→ Challenge: Scan the listing below and copy every line holding "name".

— START OF Records to use —

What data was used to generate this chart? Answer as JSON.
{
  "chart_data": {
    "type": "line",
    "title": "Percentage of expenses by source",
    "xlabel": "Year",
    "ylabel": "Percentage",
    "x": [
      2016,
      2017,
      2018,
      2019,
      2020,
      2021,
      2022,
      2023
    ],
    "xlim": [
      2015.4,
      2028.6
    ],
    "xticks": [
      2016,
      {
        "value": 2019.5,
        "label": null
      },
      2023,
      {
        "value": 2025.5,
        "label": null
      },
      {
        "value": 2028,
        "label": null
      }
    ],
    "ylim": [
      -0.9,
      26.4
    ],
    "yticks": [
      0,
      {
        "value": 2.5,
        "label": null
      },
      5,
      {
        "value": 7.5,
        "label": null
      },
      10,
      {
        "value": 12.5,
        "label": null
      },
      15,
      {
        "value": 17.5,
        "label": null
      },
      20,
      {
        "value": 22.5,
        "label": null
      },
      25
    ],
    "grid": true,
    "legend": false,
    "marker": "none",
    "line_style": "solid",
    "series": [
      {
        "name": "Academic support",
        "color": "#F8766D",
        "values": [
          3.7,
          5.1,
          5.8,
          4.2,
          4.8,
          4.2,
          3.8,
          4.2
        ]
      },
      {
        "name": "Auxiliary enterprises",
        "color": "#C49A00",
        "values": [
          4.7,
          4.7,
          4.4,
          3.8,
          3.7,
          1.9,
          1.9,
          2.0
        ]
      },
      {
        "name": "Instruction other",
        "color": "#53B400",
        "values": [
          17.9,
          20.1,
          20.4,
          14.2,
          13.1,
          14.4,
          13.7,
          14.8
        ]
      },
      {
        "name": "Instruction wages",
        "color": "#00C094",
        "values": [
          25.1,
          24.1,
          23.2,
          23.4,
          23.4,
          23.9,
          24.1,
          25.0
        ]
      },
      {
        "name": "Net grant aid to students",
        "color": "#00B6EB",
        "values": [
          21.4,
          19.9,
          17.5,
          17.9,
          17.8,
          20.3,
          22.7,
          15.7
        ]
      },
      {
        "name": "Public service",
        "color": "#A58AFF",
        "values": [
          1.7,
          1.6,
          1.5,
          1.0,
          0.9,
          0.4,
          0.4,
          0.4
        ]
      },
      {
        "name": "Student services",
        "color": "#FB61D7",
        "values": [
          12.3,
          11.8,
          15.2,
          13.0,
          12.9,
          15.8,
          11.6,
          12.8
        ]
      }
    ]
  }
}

— END OF Records to use —

→ Result for this task:
        "name": "Academic support",
        "name": "Auxiliary enterprises",
        "name": "Instruction other",
        "name": "Instruction wages",
        "name": "Net grant aid to students",
        "name": "Public service",
        "name": "Student services",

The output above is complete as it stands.